■ **TASK DETAILS**: Look through the lines below and extract any with the word "text".

■ **RECORD LIST**:
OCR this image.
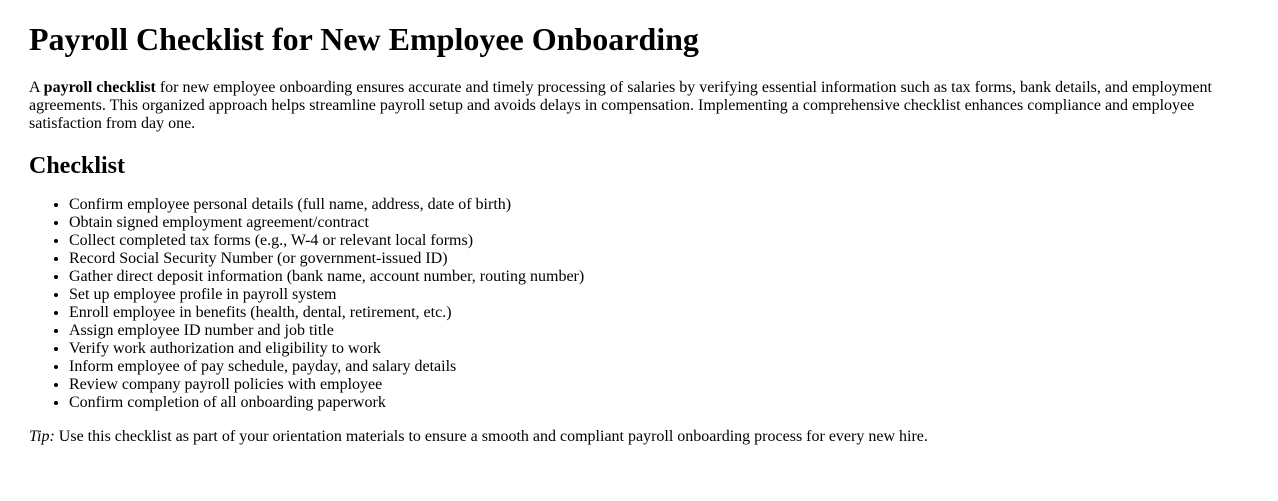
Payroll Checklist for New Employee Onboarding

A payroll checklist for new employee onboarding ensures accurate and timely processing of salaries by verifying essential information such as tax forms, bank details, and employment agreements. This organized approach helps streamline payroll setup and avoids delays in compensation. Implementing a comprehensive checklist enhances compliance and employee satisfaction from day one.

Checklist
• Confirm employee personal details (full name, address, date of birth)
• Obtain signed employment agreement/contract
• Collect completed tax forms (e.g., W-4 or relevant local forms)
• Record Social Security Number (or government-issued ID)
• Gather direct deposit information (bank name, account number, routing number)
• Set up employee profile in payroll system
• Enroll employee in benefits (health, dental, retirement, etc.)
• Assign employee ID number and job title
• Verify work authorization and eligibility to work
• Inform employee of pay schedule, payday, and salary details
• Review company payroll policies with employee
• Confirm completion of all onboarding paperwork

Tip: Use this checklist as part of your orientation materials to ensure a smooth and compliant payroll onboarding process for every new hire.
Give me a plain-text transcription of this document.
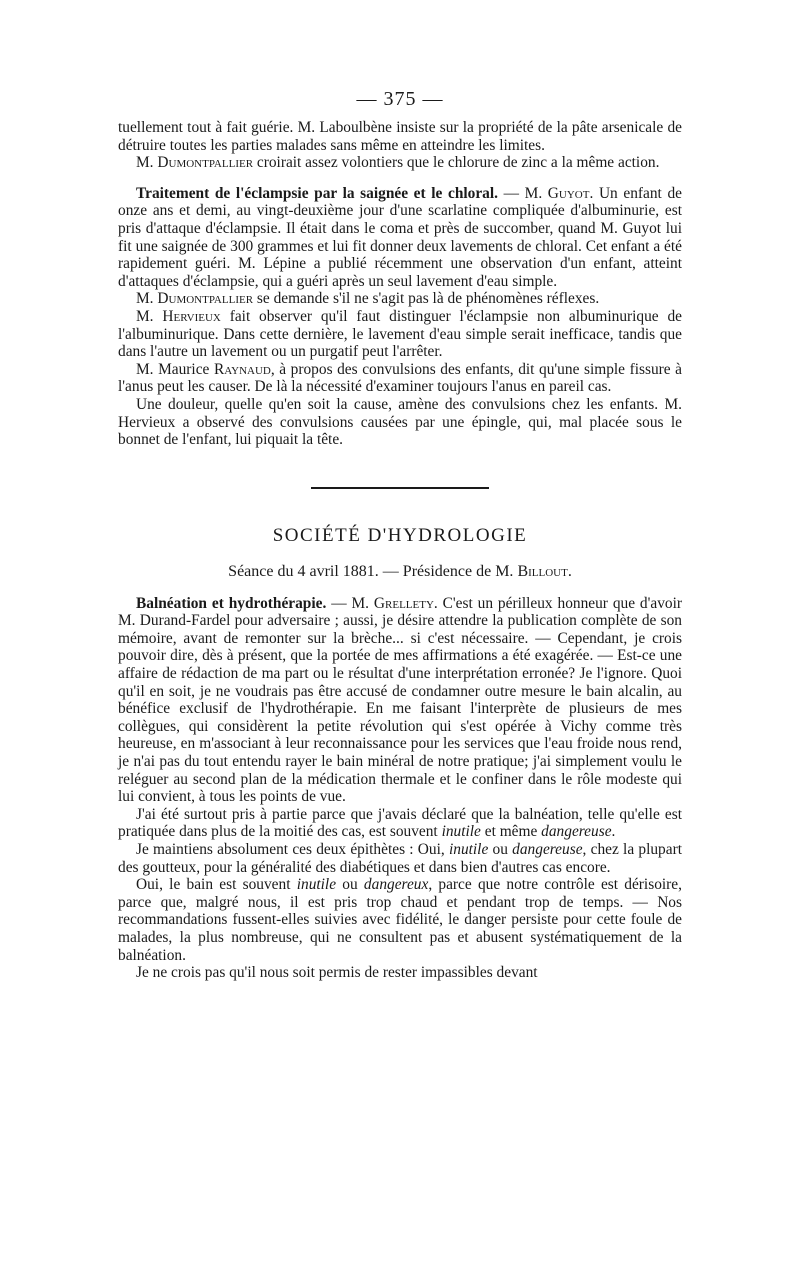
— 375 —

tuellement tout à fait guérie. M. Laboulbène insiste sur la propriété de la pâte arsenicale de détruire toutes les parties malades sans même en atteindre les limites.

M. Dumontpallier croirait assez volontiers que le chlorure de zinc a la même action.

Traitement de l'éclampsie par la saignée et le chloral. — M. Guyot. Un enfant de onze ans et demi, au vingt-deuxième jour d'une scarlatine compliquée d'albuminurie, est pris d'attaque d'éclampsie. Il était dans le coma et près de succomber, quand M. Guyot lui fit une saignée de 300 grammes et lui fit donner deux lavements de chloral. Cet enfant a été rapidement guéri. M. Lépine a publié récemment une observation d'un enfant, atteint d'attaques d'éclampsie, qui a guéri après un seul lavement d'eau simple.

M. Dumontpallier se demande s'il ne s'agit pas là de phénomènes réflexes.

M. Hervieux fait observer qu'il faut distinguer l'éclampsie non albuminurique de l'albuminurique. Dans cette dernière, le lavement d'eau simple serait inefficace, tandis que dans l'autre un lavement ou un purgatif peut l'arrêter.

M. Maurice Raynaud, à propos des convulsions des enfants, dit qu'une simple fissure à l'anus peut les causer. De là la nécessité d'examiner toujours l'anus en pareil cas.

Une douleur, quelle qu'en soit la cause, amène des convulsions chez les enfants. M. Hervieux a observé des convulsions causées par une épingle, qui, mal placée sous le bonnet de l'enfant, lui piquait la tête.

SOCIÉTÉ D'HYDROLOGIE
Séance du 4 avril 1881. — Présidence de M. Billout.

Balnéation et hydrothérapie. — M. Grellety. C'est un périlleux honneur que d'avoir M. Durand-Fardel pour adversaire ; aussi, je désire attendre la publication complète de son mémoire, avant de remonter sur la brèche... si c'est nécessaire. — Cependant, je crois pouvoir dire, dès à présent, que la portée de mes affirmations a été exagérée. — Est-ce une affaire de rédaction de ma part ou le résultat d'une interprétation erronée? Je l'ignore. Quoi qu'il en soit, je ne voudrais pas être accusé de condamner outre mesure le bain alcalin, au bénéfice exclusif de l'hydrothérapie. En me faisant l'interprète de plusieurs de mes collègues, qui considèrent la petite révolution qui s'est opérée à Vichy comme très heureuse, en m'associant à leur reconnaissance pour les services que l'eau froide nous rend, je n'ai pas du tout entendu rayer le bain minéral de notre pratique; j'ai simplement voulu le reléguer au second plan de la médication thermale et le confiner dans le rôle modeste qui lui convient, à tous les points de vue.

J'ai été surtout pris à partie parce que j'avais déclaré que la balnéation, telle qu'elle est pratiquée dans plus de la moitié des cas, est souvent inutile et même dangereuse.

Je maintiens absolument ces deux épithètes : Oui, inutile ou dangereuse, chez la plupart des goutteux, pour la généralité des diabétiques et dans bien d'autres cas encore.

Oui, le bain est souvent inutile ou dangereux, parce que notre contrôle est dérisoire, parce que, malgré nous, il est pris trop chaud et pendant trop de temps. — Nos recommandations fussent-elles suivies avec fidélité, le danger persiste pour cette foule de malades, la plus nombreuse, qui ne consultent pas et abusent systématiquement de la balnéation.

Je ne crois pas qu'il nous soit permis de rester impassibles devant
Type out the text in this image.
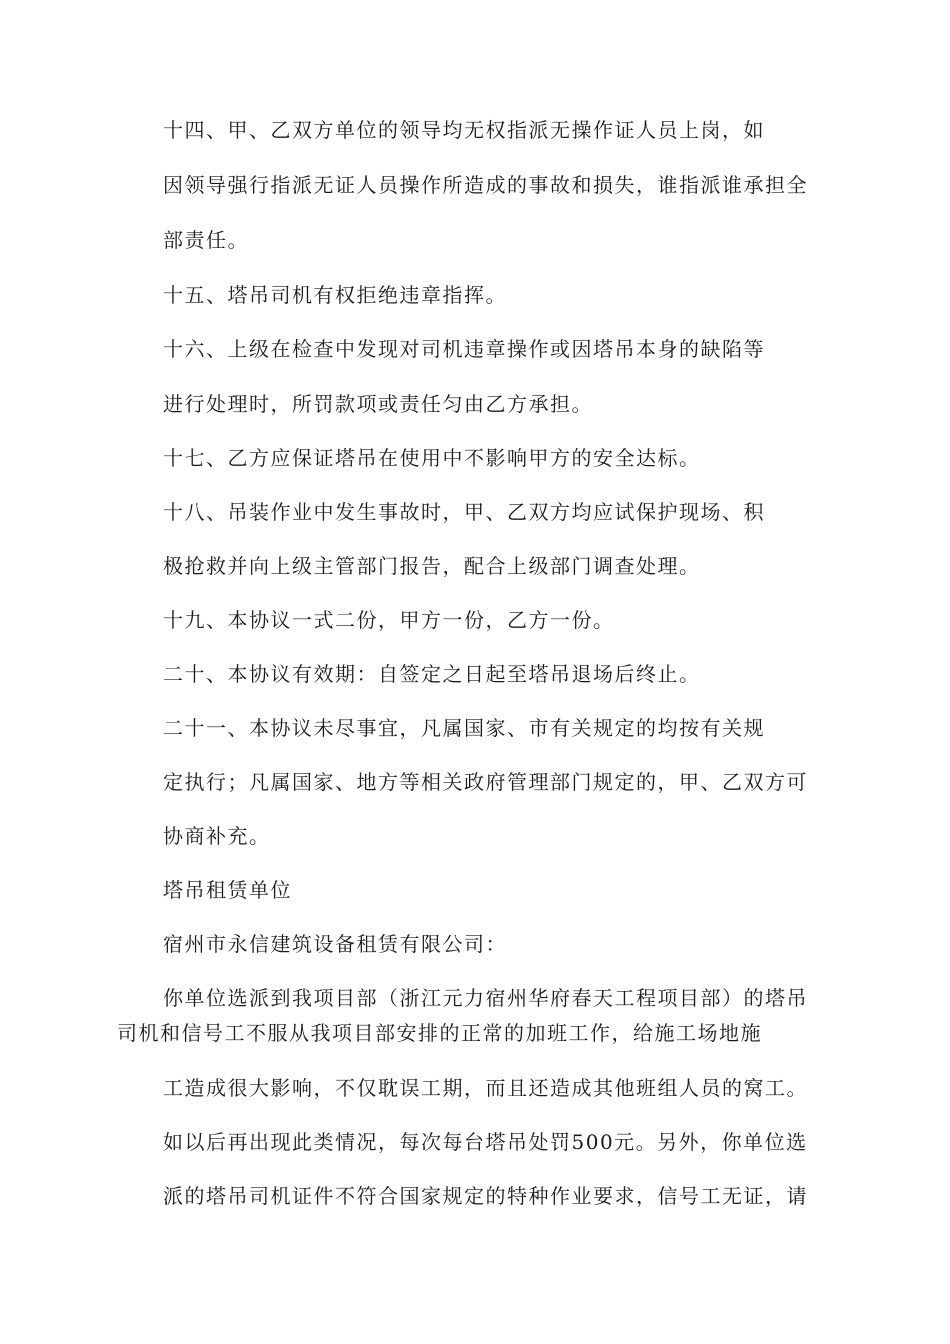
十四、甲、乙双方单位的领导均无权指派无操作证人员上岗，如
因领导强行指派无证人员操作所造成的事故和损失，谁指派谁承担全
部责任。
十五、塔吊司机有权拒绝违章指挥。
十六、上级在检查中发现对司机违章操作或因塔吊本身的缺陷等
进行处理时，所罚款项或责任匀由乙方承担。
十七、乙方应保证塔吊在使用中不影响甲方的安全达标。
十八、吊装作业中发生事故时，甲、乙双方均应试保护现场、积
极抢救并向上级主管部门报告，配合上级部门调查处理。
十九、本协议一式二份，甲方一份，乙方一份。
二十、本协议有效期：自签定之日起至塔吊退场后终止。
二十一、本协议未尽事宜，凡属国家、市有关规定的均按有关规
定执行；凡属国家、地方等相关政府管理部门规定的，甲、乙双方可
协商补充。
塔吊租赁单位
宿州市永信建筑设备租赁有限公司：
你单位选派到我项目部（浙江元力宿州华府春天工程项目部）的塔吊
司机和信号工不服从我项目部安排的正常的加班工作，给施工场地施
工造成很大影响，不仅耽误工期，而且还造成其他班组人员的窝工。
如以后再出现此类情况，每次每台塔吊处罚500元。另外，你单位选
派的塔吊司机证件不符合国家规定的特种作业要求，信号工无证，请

■ **EXERCISE RESULT**:
Give me a plain-text transcription of this document.
Type out the text in this image.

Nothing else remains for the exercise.